## WHAT THE EXERCISE ASKS
Pick every line from the data that holds the word "station".

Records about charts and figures
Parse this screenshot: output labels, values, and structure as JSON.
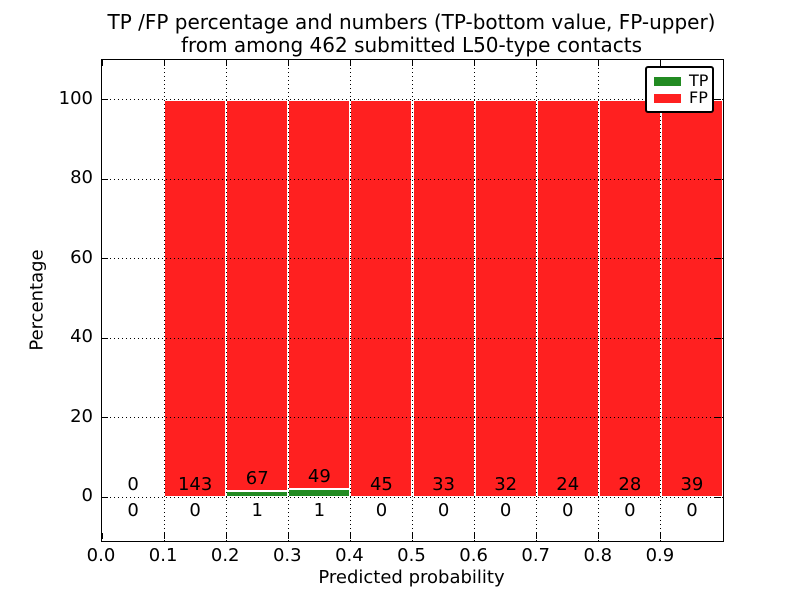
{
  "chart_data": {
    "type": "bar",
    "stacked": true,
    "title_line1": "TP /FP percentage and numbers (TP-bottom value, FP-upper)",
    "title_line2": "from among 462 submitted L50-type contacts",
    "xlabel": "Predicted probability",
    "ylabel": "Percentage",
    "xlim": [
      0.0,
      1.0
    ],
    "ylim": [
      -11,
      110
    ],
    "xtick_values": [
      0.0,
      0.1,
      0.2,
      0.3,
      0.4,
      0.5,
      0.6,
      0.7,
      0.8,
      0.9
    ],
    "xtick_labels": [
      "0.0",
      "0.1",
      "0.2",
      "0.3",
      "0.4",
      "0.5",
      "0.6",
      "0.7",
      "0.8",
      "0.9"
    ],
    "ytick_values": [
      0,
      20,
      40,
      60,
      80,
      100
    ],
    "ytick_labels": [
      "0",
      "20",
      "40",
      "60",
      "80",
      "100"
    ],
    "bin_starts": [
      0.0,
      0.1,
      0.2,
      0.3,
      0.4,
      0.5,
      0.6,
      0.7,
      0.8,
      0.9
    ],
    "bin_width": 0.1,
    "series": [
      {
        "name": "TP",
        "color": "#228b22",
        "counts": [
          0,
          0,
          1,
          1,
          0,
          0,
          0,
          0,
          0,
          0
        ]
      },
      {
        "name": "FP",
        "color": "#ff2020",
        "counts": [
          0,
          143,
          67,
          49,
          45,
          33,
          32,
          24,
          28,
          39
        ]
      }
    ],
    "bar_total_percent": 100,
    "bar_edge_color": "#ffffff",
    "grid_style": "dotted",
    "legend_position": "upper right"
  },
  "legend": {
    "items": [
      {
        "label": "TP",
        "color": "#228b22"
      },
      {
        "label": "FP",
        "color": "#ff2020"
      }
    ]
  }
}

...

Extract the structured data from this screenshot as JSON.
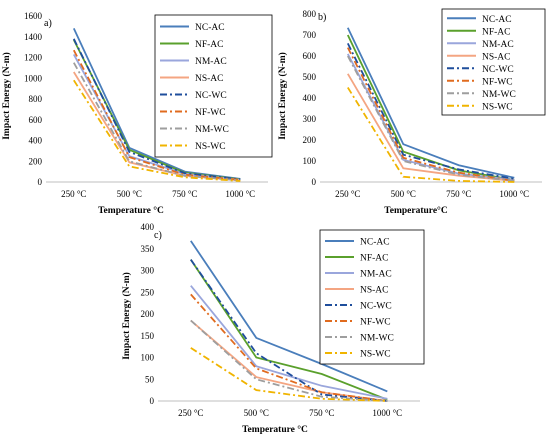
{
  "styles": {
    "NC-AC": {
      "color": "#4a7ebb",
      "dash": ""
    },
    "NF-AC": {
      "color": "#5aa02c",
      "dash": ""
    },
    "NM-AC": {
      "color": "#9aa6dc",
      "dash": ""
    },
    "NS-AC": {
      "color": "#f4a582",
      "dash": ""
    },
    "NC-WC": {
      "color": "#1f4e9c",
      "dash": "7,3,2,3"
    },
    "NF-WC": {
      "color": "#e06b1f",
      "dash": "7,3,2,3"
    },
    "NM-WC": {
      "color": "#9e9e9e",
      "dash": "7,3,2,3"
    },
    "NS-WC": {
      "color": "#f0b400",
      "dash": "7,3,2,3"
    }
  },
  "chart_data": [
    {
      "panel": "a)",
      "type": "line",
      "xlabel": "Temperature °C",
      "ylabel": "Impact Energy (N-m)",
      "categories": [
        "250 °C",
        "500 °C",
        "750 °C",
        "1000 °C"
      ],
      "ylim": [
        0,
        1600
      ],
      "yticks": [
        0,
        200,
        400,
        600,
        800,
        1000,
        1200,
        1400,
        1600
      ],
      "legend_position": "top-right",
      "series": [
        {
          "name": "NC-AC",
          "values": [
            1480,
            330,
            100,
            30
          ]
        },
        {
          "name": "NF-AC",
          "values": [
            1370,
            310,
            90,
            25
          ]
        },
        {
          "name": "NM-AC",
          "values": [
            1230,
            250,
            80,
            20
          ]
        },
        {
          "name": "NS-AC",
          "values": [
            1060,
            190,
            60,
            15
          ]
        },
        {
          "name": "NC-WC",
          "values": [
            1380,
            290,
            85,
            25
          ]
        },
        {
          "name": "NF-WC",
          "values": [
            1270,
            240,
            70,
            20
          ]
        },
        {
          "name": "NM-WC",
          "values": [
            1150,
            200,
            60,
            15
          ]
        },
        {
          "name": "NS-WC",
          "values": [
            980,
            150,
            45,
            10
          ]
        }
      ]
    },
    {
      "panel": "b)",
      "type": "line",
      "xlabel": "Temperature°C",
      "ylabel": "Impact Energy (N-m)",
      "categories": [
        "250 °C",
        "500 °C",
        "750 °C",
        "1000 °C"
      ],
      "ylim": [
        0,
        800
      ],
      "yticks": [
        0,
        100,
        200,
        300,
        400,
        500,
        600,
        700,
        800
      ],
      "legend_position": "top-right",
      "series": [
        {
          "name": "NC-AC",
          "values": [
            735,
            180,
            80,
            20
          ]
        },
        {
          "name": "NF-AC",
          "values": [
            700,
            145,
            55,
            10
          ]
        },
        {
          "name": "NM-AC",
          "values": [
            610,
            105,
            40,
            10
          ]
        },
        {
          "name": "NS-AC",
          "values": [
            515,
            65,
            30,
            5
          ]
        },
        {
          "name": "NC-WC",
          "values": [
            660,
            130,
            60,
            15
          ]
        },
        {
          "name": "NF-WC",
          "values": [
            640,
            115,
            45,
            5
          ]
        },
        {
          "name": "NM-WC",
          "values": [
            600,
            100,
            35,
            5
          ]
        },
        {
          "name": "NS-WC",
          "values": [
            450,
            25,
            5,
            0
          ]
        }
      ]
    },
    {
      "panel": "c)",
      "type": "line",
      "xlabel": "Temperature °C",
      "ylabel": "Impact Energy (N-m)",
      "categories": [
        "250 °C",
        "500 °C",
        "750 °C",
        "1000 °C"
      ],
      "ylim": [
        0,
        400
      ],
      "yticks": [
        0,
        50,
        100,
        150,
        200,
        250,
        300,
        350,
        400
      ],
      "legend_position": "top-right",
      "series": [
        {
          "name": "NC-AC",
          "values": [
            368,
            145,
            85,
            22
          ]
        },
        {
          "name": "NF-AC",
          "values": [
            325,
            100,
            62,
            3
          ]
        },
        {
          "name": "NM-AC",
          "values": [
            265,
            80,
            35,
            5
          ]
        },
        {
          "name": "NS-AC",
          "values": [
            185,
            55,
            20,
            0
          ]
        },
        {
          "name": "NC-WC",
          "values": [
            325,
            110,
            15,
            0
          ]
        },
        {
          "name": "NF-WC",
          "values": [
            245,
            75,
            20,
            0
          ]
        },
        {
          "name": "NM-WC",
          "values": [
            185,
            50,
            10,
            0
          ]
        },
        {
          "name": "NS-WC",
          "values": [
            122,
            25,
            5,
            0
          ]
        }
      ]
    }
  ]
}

==

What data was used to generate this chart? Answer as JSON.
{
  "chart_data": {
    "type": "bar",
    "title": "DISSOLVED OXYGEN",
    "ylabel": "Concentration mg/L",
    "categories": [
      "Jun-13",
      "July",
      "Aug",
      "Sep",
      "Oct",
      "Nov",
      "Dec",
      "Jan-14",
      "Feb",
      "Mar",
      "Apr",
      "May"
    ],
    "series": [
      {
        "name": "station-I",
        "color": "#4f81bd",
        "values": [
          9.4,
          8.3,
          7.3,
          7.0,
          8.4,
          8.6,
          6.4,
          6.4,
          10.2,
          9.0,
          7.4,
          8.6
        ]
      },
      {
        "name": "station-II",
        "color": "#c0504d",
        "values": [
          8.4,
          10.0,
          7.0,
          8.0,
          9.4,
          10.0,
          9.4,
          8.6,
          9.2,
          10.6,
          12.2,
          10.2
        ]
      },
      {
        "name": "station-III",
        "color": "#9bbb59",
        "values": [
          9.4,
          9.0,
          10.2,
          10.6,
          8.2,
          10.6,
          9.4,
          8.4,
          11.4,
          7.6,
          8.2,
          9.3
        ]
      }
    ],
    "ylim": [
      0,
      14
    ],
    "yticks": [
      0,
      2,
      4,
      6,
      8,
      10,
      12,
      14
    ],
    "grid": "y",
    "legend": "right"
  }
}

## TASK OUTPUT
        "name": "station-I",
        "name": "station-II",
        "name": "station-III",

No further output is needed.